Exercise brief:
What lines of the data include the string "утвержденной"? Copy them all.

Records shown:
• • • •
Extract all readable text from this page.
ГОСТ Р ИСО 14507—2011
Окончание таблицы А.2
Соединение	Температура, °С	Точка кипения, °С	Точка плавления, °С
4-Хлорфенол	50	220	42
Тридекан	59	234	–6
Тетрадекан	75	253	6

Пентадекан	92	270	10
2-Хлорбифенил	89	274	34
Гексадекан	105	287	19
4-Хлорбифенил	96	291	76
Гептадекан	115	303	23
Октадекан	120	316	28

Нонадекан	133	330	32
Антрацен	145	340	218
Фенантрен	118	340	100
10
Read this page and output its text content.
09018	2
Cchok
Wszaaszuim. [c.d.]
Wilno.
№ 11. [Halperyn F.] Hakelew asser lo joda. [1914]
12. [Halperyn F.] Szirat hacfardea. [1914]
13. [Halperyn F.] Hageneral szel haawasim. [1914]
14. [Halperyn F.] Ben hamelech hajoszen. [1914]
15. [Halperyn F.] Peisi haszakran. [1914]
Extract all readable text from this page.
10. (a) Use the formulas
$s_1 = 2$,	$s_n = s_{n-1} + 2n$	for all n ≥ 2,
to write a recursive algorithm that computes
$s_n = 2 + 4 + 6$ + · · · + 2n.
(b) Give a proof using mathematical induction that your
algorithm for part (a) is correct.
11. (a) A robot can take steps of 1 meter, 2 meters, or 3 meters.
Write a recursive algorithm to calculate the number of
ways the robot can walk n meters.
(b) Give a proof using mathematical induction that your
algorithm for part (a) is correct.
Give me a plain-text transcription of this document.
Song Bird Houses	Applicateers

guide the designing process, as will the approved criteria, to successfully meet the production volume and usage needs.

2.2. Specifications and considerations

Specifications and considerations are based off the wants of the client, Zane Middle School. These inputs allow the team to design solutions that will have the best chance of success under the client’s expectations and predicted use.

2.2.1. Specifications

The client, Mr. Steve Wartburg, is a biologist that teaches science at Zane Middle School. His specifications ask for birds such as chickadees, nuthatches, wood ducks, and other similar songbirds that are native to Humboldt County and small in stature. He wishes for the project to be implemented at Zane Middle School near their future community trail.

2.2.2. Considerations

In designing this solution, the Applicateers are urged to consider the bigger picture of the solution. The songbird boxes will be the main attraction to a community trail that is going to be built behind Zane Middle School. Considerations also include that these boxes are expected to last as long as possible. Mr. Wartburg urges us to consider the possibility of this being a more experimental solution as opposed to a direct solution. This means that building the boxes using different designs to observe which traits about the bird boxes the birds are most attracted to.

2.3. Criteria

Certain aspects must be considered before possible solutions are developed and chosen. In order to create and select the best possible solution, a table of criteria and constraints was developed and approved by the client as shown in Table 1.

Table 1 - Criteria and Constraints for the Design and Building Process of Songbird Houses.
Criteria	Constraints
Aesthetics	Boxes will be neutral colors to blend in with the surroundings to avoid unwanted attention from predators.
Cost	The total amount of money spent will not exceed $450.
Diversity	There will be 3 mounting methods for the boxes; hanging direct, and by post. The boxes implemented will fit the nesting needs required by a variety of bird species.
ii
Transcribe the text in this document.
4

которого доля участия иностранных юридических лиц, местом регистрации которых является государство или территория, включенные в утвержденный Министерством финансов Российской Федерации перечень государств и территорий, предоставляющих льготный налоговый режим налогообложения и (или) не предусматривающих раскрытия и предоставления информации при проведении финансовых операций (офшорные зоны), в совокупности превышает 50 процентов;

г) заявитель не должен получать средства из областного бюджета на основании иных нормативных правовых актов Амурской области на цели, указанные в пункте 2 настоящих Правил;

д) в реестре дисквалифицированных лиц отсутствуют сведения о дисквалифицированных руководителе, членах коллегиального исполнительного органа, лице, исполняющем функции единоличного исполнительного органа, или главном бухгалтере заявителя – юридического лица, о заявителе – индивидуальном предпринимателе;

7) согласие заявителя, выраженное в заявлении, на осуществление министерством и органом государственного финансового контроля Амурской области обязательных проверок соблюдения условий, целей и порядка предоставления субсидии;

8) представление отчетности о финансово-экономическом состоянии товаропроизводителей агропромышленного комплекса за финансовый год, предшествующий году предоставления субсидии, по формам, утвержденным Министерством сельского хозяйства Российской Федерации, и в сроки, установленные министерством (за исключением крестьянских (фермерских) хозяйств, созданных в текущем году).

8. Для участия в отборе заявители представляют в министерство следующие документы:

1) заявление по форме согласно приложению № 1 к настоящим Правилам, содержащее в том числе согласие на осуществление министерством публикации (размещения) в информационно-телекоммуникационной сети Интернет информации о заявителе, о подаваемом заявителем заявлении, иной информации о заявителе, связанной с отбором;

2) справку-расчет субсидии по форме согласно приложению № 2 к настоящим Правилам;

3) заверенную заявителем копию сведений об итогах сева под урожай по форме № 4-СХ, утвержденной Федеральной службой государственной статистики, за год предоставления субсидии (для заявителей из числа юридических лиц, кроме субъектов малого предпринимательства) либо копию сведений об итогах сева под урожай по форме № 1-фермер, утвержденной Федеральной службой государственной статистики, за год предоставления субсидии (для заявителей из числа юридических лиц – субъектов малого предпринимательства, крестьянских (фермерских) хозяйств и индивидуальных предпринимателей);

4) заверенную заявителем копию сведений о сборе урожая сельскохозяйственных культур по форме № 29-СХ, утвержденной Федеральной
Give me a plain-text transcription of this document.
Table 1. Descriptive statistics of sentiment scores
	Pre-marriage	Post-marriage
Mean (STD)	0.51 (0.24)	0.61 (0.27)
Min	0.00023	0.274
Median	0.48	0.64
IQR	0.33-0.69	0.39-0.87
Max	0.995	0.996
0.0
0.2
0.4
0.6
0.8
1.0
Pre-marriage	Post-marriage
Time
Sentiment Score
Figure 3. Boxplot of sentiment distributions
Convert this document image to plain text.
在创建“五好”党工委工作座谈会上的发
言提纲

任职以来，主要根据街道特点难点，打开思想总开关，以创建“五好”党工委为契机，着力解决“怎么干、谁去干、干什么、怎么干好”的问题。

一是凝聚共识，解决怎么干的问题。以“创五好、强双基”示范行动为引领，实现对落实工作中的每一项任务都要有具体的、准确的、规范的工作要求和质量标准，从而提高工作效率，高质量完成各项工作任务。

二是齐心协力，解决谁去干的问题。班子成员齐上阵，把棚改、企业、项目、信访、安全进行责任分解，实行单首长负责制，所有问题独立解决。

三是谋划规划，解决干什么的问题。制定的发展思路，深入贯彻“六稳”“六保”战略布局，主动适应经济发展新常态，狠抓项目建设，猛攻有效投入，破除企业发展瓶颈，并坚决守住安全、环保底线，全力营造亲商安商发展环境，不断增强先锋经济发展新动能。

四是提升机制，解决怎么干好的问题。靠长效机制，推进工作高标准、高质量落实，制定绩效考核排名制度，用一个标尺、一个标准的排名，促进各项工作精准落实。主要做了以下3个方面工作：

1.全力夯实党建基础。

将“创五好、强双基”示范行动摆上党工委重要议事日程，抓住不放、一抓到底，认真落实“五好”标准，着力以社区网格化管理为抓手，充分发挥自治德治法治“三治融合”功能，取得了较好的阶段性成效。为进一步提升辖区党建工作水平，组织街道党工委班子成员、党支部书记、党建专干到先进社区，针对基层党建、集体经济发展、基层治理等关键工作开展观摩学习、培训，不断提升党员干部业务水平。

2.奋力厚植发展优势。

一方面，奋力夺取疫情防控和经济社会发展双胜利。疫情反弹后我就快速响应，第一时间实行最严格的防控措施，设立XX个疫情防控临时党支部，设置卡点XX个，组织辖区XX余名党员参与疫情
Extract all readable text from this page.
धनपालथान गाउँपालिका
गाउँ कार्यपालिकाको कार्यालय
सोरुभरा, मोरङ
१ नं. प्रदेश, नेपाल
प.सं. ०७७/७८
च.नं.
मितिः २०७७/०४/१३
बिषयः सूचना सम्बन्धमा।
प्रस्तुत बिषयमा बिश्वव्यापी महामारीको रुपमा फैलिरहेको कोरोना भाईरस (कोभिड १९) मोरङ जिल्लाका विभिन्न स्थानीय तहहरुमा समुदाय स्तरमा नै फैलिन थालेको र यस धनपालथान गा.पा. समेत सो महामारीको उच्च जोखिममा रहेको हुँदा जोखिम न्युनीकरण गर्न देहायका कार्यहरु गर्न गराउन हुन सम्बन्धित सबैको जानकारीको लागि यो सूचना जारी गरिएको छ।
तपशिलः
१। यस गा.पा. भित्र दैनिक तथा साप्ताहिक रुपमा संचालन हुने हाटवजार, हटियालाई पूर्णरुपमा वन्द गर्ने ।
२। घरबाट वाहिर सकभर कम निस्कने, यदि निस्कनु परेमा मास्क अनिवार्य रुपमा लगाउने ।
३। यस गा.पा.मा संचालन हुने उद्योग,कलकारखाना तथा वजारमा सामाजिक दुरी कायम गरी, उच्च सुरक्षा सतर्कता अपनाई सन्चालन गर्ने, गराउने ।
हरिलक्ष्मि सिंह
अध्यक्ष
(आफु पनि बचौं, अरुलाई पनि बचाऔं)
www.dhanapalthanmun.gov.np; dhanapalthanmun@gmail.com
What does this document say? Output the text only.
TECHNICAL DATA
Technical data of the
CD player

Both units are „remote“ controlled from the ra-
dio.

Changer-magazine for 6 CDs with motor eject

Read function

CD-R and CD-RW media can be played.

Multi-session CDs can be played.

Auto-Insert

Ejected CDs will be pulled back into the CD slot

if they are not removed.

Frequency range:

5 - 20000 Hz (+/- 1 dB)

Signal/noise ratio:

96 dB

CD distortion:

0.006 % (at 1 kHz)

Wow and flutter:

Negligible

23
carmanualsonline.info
• • • •
Full response:
3) заверенную заявителем копию сведений об итогах сева под урожай по форме № 4-СХ, утвержденной Федеральной службой государственной статистики, за год предоставления субсидии (для заявителей из числа юридических лиц, кроме субъектов малого предпринимательства) либо копию сведений об итогах сева под урожай по форме № 1-фермер, утвержденной Федеральной службой государственной статистики, за год предоставления субсидии (для заявителей из числа юридических лиц – субъектов малого предпринимательства, крестьянских (фермерских) хозяйств и индивидуальных предпринимателей);
4) заверенную заявителем копию сведений о сборе урожая сельскохозяйственных культур по форме № 29-СХ, утвержденной Федеральной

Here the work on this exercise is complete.